GIVEN RECORDS:
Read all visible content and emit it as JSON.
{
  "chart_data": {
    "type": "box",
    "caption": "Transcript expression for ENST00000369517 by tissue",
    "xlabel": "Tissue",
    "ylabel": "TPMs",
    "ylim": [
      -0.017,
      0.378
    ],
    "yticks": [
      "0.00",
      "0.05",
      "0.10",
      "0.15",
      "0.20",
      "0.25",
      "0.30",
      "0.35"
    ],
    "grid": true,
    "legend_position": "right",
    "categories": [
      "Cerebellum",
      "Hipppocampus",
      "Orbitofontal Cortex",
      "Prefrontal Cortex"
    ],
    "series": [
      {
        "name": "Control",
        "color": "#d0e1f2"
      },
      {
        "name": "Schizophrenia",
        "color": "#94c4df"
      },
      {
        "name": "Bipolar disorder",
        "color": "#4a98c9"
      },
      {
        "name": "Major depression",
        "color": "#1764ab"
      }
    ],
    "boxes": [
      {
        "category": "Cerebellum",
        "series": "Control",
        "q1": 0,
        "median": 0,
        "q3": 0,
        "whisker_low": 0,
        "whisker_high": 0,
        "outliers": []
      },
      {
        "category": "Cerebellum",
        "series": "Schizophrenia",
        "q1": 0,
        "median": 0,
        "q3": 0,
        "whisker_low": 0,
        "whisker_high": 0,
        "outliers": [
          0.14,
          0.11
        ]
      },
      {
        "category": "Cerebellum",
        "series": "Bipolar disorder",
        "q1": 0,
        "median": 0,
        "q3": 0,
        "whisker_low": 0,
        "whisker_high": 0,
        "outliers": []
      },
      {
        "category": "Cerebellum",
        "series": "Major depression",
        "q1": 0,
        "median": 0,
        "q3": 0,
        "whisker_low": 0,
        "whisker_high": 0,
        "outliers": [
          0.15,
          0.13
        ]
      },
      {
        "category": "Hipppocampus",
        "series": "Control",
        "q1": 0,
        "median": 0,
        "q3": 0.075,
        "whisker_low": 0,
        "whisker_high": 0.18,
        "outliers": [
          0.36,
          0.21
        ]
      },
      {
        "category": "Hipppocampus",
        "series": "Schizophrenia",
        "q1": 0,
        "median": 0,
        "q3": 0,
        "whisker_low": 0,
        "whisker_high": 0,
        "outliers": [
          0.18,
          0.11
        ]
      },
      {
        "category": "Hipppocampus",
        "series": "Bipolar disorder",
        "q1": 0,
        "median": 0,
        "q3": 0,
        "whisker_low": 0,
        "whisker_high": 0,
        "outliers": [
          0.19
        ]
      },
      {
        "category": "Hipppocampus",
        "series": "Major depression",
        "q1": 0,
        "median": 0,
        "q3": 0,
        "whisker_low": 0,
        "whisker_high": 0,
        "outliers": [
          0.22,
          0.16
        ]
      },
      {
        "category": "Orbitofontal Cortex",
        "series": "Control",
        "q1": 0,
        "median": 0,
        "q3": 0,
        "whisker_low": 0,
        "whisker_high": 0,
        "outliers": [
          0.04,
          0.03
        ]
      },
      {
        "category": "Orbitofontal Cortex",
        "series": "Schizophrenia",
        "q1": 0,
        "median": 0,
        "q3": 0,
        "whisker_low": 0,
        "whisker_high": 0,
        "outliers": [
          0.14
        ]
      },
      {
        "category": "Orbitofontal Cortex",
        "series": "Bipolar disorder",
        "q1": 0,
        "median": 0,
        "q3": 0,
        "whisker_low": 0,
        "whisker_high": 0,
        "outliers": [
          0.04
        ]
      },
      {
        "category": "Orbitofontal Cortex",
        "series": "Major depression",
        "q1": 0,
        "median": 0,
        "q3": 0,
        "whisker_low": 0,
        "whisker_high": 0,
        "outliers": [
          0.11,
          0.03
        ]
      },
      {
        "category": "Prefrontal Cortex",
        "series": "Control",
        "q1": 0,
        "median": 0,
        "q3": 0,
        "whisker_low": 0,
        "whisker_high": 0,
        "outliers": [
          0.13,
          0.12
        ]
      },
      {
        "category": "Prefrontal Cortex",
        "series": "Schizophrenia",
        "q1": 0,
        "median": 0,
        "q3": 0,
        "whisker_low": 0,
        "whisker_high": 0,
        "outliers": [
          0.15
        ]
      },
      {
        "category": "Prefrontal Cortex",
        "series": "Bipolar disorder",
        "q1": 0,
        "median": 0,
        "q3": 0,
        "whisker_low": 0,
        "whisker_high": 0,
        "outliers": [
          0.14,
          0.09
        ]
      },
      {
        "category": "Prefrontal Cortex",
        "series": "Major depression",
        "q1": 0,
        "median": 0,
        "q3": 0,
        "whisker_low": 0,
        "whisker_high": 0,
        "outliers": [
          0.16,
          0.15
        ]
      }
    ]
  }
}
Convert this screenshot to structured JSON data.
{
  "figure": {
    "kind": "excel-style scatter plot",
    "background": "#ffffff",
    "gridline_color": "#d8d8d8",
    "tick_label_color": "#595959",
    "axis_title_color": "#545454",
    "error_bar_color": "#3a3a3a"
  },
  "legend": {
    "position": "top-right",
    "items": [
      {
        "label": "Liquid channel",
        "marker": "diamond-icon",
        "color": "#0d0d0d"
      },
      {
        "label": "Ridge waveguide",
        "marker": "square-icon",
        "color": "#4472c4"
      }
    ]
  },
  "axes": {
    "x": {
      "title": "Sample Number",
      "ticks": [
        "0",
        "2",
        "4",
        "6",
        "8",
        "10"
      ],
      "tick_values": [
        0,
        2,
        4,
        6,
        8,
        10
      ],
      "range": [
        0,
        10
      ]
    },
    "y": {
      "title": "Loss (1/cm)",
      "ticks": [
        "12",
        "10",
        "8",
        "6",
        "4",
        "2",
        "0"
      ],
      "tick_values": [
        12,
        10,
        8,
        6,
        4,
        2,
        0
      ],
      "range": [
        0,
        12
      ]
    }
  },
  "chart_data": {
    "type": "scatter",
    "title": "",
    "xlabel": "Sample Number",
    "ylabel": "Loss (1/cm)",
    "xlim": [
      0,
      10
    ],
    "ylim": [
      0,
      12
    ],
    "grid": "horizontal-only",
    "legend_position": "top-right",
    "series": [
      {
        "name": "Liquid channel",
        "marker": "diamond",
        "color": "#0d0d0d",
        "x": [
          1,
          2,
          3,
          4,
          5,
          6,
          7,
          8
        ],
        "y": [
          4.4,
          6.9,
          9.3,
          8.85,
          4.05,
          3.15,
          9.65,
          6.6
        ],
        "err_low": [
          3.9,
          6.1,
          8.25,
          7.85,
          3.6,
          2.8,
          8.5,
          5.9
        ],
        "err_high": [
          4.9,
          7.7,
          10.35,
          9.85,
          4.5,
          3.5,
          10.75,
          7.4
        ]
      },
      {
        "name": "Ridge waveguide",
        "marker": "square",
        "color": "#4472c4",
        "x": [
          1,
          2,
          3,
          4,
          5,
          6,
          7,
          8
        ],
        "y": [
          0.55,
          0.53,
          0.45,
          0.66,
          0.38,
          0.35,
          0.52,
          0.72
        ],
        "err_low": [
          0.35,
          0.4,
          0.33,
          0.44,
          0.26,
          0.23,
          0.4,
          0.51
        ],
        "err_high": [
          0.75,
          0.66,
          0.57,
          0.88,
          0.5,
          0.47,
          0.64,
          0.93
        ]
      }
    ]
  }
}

EXERCISE GOAL:
Quote the entire listing above exactly.

FINISHED EXERCISE:
Read all visible content and emit it as JSON.
{
  "chart_data": {
    "type": "box",
    "caption": "Transcript expression for ENST00000369517 by tissue",
    "xlabel": "Tissue",
    "ylabel": "TPMs",
    "ylim": [
      -0.017,
      0.378
    ],
    "yticks": [
      "0.00",
      "0.05",
      "0.10",
      "0.15",
      "0.20",
      "0.25",
      "0.30",
      "0.35"
    ],
    "grid": true,
    "legend_position": "right",
    "categories": [
      "Cerebellum",
      "Hipppocampus",
      "Orbitofontal Cortex",
      "Prefrontal Cortex"
    ],
    "series": [
      {
        "name": "Control",
        "color": "#d0e1f2"
      },
      {
        "name": "Schizophrenia",
        "color": "#94c4df"
      },
      {
        "name": "Bipolar disorder",
        "color": "#4a98c9"
      },
      {
        "name": "Major depression",
        "color": "#1764ab"
      }
    ],
    "boxes": [
      {
        "category": "Cerebellum",
        "series": "Control",
        "q1": 0,
        "median": 0,
        "q3": 0,
        "whisker_low": 0,
        "whisker_high": 0,
        "outliers": []
      },
      {
        "category": "Cerebellum",
        "series": "Schizophrenia",
        "q1": 0,
        "median": 0,
        "q3": 0,
        "whisker_low": 0,
        "whisker_high": 0,
        "outliers": [
          0.14,
          0.11
        ]
      },
      {
        "category": "Cerebellum",
        "series": "Bipolar disorder",
        "q1": 0,
        "median": 0,
        "q3": 0,
        "whisker_low": 0,
        "whisker_high": 0,
        "outliers": []
      },
      {
        "category": "Cerebellum",
        "series": "Major depression",
        "q1": 0,
        "median": 0,
        "q3": 0,
        "whisker_low": 0,
        "whisker_high": 0,
        "outliers": [
          0.15,
          0.13
        ]
      },
      {
        "category": "Hipppocampus",
        "series": "Control",
        "q1": 0,
        "median": 0,
        "q3": 0.075,
        "whisker_low": 0,
        "whisker_high": 0.18,
        "outliers": [
          0.36,
          0.21
        ]
      },
      {
        "category": "Hipppocampus",
        "series": "Schizophrenia",
        "q1": 0,
        "median": 0,
        "q3": 0,
        "whisker_low": 0,
        "whisker_high": 0,
        "outliers": [
          0.18,
          0.11
        ]
      },
      {
        "category": "Hipppocampus",
        "series": "Bipolar disorder",
        "q1": 0,
        "median": 0,
        "q3": 0,
        "whisker_low": 0,
        "whisker_high": 0,
        "outliers": [
          0.19
        ]
      },
      {
        "category": "Hipppocampus",
        "series": "Major depression",
        "q1": 0,
        "median": 0,
        "q3": 0,
        "whisker_low": 0,
        "whisker_high": 0,
        "outliers": [
          0.22,
          0.16
        ]
      },
      {
        "category": "Orbitofontal Cortex",
        "series": "Control",
        "q1": 0,
        "median": 0,
        "q3": 0,
        "whisker_low": 0,
        "whisker_high": 0,
        "outliers": [
          0.04,
          0.03
        ]
      },
      {
        "category": "Orbitofontal Cortex",
        "series": "Schizophrenia",
        "q1": 0,
        "median": 0,
        "q3": 0,
        "whisker_low": 0,
        "whisker_high": 0,
        "outliers": [
          0.14
        ]
      },
      {
        "category": "Orbitofontal Cortex",
        "series": "Bipolar disorder",
        "q1": 0,
        "median": 0,
        "q3": 0,
        "whisker_low": 0,
        "whisker_high": 0,
        "outliers": [
          0.04
        ]
      },
      {
        "category": "Orbitofontal Cortex",
        "series": "Major depression",
        "q1": 0,
        "median": 0,
        "q3": 0,
        "whisker_low": 0,
        "whisker_high": 0,
        "outliers": [
          0.11,
          0.03
        ]
      },
      {
        "category": "Prefrontal Cortex",
        "series": "Control",
        "q1": 0,
        "median": 0,
        "q3": 0,
        "whisker_low": 0,
        "whisker_high": 0,
        "outliers": [
          0.13,
          0.12
        ]
      },
      {
        "category": "Prefrontal Cortex",
        "series": "Schizophrenia",
        "q1": 0,
        "median": 0,
        "q3": 0,
        "whisker_low": 0,
        "whisker_high": 0,
        "outliers": [
          0.15
        ]
      },
      {
        "category": "Prefrontal Cortex",
        "series": "Bipolar disorder",
        "q1": 0,
        "median": 0,
        "q3": 0,
        "whisker_low": 0,
        "whisker_high": 0,
        "outliers": [
          0.14,
          0.09
        ]
      },
      {
        "category": "Prefrontal Cortex",
        "series": "Major depression",
        "q1": 0,
        "median": 0,
        "q3": 0,
        "whisker_low": 0,
        "whisker_high": 0,
        "outliers": [
          0.16,
          0.15
        ]
      }
    ]
  }
}
Convert this screenshot to structured JSON data.
{
  "figure": {
    "kind": "excel-style scatter plot",
    "background": "#ffffff",
    "gridline_color": "#d8d8d8",
    "tick_label_color": "#595959",
    "axis_title_color": "#545454",
    "error_bar_color": "#3a3a3a"
  },
  "legend": {
    "position": "top-right",
    "items": [
      {
        "label": "Liquid channel",
        "marker": "diamond-icon",
        "color": "#0d0d0d"
      },
      {
        "label": "Ridge waveguide",
        "marker": "square-icon",
        "color": "#4472c4"
      }
    ]
  },
  "axes": {
    "x": {
      "title": "Sample Number",
      "ticks": [
        "0",
        "2",
        "4",
        "6",
        "8",
        "10"
      ],
      "tick_values": [
        0,
        2,
        4,
        6,
        8,
        10
      ],
      "range": [
        0,
        10
      ]
    },
    "y": {
      "title": "Loss (1/cm)",
      "ticks": [
        "12",
        "10",
        "8",
        "6",
        "4",
        "2",
        "0"
      ],
      "tick_values": [
        12,
        10,
        8,
        6,
        4,
        2,
        0
      ],
      "range": [
        0,
        12
      ]
    }
  },
  "chart_data": {
    "type": "scatter",
    "title": "",
    "xlabel": "Sample Number",
    "ylabel": "Loss (1/cm)",
    "xlim": [
      0,
      10
    ],
    "ylim": [
      0,
      12
    ],
    "grid": "horizontal-only",
    "legend_position": "top-right",
    "series": [
      {
        "name": "Liquid channel",
        "marker": "diamond",
        "color": "#0d0d0d",
        "x": [
          1,
          2,
          3,
          4,
          5,
          6,
          7,
          8
        ],
        "y": [
          4.4,
          6.9,
          9.3,
          8.85,
          4.05,
          3.15,
          9.65,
          6.6
        ],
        "err_low": [
          3.9,
          6.1,
          8.25,
          7.85,
          3.6,
          2.8,
          8.5,
          5.9
        ],
        "err_high": [
          4.9,
          7.7,
          10.35,
          9.85,
          4.5,
          3.5,
          10.75,
          7.4
        ]
      },
      {
        "name": "Ridge waveguide",
        "marker": "square",
        "color": "#4472c4",
        "x": [
          1,
          2,
          3,
          4,
          5,
          6,
          7,
          8
        ],
        "y": [
          0.55,
          0.53,
          0.45,
          0.66,
          0.38,
          0.35,
          0.52,
          0.72
        ],
        "err_low": [
          0.35,
          0.4,
          0.33,
          0.44,
          0.26,
          0.23,
          0.4,
          0.51
        ],
        "err_high": [
          0.75,
          0.66,
          0.57,
          0.88,
          0.5,
          0.47,
          0.64,
          0.93
        ]
      }
    ]
  }
}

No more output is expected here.